*Given data*:
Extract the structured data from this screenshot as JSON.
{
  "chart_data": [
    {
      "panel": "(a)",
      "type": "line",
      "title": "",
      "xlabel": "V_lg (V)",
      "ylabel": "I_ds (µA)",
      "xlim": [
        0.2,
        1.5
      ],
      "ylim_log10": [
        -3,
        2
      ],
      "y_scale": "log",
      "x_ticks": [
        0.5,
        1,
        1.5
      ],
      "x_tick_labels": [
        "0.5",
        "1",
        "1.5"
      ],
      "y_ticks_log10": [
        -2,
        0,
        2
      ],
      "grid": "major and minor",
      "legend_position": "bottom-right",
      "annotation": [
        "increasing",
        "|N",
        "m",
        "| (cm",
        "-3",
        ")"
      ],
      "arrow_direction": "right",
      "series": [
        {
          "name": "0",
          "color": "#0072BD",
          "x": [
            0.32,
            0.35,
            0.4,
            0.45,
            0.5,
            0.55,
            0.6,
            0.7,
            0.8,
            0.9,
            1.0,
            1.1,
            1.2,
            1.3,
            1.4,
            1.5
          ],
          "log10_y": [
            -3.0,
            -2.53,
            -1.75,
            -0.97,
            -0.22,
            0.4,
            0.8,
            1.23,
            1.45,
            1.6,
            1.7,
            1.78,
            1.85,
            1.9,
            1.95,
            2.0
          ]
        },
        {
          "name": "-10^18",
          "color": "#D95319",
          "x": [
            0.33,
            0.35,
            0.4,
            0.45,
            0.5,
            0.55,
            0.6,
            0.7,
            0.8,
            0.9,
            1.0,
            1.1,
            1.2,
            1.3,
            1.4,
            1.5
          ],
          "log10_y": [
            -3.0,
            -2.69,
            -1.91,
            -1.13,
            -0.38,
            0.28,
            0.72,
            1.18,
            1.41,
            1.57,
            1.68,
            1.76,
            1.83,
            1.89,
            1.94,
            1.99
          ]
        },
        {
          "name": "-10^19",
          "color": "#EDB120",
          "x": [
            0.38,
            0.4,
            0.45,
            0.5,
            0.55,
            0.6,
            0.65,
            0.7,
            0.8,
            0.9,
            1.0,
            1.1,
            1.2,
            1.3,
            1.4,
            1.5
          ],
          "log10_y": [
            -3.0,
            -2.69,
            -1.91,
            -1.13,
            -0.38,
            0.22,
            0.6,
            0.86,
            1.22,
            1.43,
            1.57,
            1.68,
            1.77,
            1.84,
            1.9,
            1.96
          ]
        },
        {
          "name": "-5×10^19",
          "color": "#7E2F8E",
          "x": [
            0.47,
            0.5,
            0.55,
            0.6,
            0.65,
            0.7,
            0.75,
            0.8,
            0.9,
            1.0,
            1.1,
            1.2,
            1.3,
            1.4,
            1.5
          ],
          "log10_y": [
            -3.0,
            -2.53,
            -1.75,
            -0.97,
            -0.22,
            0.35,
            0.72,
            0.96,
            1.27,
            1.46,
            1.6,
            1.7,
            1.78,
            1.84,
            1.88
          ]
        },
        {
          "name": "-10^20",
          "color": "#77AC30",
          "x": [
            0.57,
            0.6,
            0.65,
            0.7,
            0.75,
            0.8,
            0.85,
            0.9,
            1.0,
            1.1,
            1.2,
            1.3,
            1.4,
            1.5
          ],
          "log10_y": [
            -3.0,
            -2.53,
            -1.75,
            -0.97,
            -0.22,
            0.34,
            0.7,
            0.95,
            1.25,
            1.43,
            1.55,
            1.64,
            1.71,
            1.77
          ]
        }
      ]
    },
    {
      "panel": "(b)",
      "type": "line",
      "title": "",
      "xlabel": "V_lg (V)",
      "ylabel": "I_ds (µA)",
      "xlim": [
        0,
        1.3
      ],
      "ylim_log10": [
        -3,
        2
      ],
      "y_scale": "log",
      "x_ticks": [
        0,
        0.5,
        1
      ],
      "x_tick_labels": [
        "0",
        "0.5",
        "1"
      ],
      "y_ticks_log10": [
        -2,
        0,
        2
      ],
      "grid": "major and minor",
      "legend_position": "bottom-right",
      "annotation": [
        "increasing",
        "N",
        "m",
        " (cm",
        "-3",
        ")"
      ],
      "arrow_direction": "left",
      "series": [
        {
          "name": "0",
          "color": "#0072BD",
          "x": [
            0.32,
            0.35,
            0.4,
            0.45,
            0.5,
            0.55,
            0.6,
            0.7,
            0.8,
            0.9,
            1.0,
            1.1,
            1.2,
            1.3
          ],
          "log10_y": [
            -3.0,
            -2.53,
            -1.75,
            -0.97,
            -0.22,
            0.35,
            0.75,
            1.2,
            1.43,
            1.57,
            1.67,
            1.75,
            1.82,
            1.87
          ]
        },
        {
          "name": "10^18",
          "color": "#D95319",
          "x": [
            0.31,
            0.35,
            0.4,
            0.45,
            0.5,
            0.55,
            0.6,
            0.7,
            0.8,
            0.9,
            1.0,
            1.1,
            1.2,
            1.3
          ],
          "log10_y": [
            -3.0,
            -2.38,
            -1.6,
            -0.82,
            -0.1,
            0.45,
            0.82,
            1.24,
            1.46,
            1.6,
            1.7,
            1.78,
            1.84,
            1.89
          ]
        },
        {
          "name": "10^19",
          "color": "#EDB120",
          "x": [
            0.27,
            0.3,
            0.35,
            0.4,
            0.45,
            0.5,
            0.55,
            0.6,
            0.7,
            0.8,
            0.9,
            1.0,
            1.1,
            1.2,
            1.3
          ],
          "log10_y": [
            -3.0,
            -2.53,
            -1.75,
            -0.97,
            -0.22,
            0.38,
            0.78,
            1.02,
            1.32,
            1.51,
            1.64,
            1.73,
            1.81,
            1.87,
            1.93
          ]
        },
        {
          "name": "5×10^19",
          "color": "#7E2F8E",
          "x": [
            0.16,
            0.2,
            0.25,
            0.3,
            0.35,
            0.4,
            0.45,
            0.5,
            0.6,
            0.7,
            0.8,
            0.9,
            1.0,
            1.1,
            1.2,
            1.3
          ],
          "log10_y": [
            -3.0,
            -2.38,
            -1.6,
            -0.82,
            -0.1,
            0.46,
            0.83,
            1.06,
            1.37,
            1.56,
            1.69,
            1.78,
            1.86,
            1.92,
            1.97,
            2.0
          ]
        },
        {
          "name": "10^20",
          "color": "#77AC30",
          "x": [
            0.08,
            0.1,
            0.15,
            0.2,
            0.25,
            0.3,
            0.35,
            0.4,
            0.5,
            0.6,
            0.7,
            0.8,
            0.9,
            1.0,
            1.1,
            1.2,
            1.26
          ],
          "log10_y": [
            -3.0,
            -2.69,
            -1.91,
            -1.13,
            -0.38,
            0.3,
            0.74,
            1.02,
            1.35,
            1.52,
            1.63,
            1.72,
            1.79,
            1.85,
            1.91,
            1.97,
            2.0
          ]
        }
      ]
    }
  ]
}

*What needs to be done*: Repeat all the records. Match each line exactly.

*The output*:
Extract the structured data from this screenshot as JSON.
{
  "chart_data": [
    {
      "panel": "(a)",
      "type": "line",
      "title": "",
      "xlabel": "V_lg (V)",
      "ylabel": "I_ds (µA)",
      "xlim": [
        0.2,
        1.5
      ],
      "ylim_log10": [
        -3,
        2
      ],
      "y_scale": "log",
      "x_ticks": [
        0.5,
        1,
        1.5
      ],
      "x_tick_labels": [
        "0.5",
        "1",
        "1.5"
      ],
      "y_ticks_log10": [
        -2,
        0,
        2
      ],
      "grid": "major and minor",
      "legend_position": "bottom-right",
      "annotation": [
        "increasing",
        "|N",
        "m",
        "| (cm",
        "-3",
        ")"
      ],
      "arrow_direction": "right",
      "series": [
        {
          "name": "0",
          "color": "#0072BD",
          "x": [
            0.32,
            0.35,
            0.4,
            0.45,
            0.5,
            0.55,
            0.6,
            0.7,
            0.8,
            0.9,
            1.0,
            1.1,
            1.2,
            1.3,
            1.4,
            1.5
          ],
          "log10_y": [
            -3.0,
            -2.53,
            -1.75,
            -0.97,
            -0.22,
            0.4,
            0.8,
            1.23,
            1.45,
            1.6,
            1.7,
            1.78,
            1.85,
            1.9,
            1.95,
            2.0
          ]
        },
        {
          "name": "-10^18",
          "color": "#D95319",
          "x": [
            0.33,
            0.35,
            0.4,
            0.45,
            0.5,
            0.55,
            0.6,
            0.7,
            0.8,
            0.9,
            1.0,
            1.1,
            1.2,
            1.3,
            1.4,
            1.5
          ],
          "log10_y": [
            -3.0,
            -2.69,
            -1.91,
            -1.13,
            -0.38,
            0.28,
            0.72,
            1.18,
            1.41,
            1.57,
            1.68,
            1.76,
            1.83,
            1.89,
            1.94,
            1.99
          ]
        },
        {
          "name": "-10^19",
          "color": "#EDB120",
          "x": [
            0.38,
            0.4,
            0.45,
            0.5,
            0.55,
            0.6,
            0.65,
            0.7,
            0.8,
            0.9,
            1.0,
            1.1,
            1.2,
            1.3,
            1.4,
            1.5
          ],
          "log10_y": [
            -3.0,
            -2.69,
            -1.91,
            -1.13,
            -0.38,
            0.22,
            0.6,
            0.86,
            1.22,
            1.43,
            1.57,
            1.68,
            1.77,
            1.84,
            1.9,
            1.96
          ]
        },
        {
          "name": "-5×10^19",
          "color": "#7E2F8E",
          "x": [
            0.47,
            0.5,
            0.55,
            0.6,
            0.65,
            0.7,
            0.75,
            0.8,
            0.9,
            1.0,
            1.1,
            1.2,
            1.3,
            1.4,
            1.5
          ],
          "log10_y": [
            -3.0,
            -2.53,
            -1.75,
            -0.97,
            -0.22,
            0.35,
            0.72,
            0.96,
            1.27,
            1.46,
            1.6,
            1.7,
            1.78,
            1.84,
            1.88
          ]
        },
        {
          "name": "-10^20",
          "color": "#77AC30",
          "x": [
            0.57,
            0.6,
            0.65,
            0.7,
            0.75,
            0.8,
            0.85,
            0.9,
            1.0,
            1.1,
            1.2,
            1.3,
            1.4,
            1.5
          ],
          "log10_y": [
            -3.0,
            -2.53,
            -1.75,
            -0.97,
            -0.22,
            0.34,
            0.7,
            0.95,
            1.25,
            1.43,
            1.55,
            1.64,
            1.71,
            1.77
          ]
        }
      ]
    },
    {
      "panel": "(b)",
      "type": "line",
      "title": "",
      "xlabel": "V_lg (V)",
      "ylabel": "I_ds (µA)",
      "xlim": [
        0,
        1.3
      ],
      "ylim_log10": [
        -3,
        2
      ],
      "y_scale": "log",
      "x_ticks": [
        0,
        0.5,
        1
      ],
      "x_tick_labels": [
        "0",
        "0.5",
        "1"
      ],
      "y_ticks_log10": [
        -2,
        0,
        2
      ],
      "grid": "major and minor",
      "legend_position": "bottom-right",
      "annotation": [
        "increasing",
        "N",
        "m",
        " (cm",
        "-3",
        ")"
      ],
      "arrow_direction": "left",
      "series": [
        {
          "name": "0",
          "color": "#0072BD",
          "x": [
            0.32,
            0.35,
            0.4,
            0.45,
            0.5,
            0.55,
            0.6,
            0.7,
            0.8,
            0.9,
            1.0,
            1.1,
            1.2,
            1.3
          ],
          "log10_y": [
            -3.0,
            -2.53,
            -1.75,
            -0.97,
            -0.22,
            0.35,
            0.75,
            1.2,
            1.43,
            1.57,
            1.67,
            1.75,
            1.82,
            1.87
          ]
        },
        {
          "name": "10^18",
          "color": "#D95319",
          "x": [
            0.31,
            0.35,
            0.4,
            0.45,
            0.5,
            0.55,
            0.6,
            0.7,
            0.8,
            0.9,
            1.0,
            1.1,
            1.2,
            1.3
          ],
          "log10_y": [
            -3.0,
            -2.38,
            -1.6,
            -0.82,
            -0.1,
            0.45,
            0.82,
            1.24,
            1.46,
            1.6,
            1.7,
            1.78,
            1.84,
            1.89
          ]
        },
        {
          "name": "10^19",
          "color": "#EDB120",
          "x": [
            0.27,
            0.3,
            0.35,
            0.4,
            0.45,
            0.5,
            0.55,
            0.6,
            0.7,
            0.8,
            0.9,
            1.0,
            1.1,
            1.2,
            1.3
          ],
          "log10_y": [
            -3.0,
            -2.53,
            -1.75,
            -0.97,
            -0.22,
            0.38,
            0.78,
            1.02,
            1.32,
            1.51,
            1.64,
            1.73,
            1.81,
            1.87,
            1.93
          ]
        },
        {
          "name": "5×10^19",
          "color": "#7E2F8E",
          "x": [
            0.16,
            0.2,
            0.25,
            0.3,
            0.35,
            0.4,
            0.45,
            0.5,
            0.6,
            0.7,
            0.8,
            0.9,
            1.0,
            1.1,
            1.2,
            1.3
          ],
          "log10_y": [
            -3.0,
            -2.38,
            -1.6,
            -0.82,
            -0.1,
            0.46,
            0.83,
            1.06,
            1.37,
            1.56,
            1.69,
            1.78,
            1.86,
            1.92,
            1.97,
            2.0
          ]
        },
        {
          "name": "10^20",
          "color": "#77AC30",
          "x": [
            0.08,
            0.1,
            0.15,
            0.2,
            0.25,
            0.3,
            0.35,
            0.4,
            0.5,
            0.6,
            0.7,
            0.8,
            0.9,
            1.0,
            1.1,
            1.2,
            1.26
          ],
          "log10_y": [
            -3.0,
            -2.69,
            -1.91,
            -1.13,
            -0.38,
            0.3,
            0.74,
            1.02,
            1.35,
            1.52,
            1.63,
            1.72,
            1.79,
            1.85,
            1.91,
            1.97,
            2.0
          ]
        }
      ]
    }
  ]
}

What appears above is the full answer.